▶ **RECORDS FOR THE TASK**:
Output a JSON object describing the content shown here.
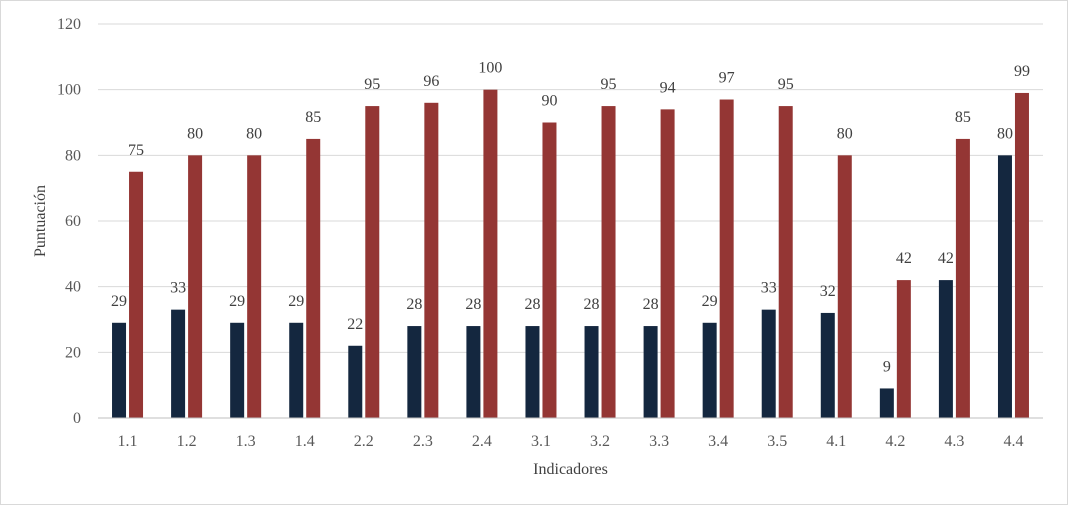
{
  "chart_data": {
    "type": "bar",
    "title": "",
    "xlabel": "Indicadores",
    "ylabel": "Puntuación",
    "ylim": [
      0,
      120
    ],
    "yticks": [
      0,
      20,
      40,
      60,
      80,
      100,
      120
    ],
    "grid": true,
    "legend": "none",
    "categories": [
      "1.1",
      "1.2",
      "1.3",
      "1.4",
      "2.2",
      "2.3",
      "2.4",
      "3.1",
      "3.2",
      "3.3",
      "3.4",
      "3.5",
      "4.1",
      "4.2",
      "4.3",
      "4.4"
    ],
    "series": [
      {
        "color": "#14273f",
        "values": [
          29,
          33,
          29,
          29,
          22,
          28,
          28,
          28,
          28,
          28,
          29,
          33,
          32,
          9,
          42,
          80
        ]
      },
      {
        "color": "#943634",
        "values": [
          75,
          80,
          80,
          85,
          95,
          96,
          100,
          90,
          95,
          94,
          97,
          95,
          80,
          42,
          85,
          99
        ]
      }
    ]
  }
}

--

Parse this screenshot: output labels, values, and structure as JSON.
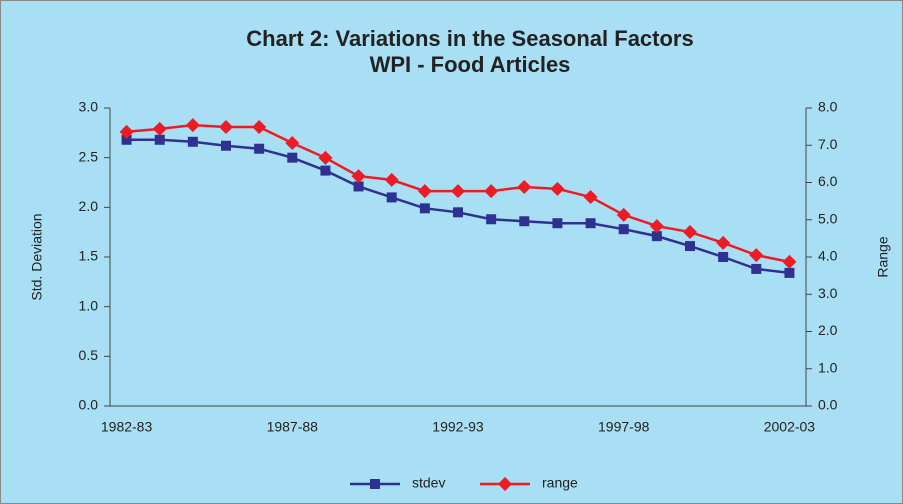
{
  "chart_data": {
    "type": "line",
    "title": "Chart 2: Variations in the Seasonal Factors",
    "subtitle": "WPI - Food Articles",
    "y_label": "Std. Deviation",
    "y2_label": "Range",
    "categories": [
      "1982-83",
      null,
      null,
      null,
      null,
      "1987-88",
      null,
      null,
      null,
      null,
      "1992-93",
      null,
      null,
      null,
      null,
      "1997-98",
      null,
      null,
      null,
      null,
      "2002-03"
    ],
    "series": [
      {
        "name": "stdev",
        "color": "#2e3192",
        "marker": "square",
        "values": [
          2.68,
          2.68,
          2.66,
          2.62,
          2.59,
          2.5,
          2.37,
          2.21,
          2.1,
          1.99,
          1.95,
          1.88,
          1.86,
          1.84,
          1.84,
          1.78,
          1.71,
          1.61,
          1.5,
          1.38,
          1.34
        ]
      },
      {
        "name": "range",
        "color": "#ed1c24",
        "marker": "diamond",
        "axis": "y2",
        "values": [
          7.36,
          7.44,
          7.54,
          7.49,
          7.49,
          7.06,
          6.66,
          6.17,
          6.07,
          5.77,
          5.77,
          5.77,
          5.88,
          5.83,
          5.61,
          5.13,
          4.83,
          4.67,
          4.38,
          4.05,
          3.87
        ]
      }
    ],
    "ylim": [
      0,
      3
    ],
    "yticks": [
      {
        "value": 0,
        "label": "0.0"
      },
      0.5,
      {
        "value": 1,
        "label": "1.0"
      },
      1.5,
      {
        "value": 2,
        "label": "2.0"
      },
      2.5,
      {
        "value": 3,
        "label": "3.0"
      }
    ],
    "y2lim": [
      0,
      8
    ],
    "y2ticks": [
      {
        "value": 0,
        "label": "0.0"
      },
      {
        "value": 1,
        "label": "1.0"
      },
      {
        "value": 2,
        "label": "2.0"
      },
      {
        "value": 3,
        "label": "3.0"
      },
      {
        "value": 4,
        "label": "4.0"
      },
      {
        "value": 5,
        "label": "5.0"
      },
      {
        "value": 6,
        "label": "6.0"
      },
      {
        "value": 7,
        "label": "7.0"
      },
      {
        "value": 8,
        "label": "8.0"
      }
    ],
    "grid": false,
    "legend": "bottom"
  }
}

▶ **WHAT IS EXPECTED**: Each line that contains the string "color" counts once; report how many such lines the entries have, giving only the number.

▶ **SOLVED EXERCISE**: 4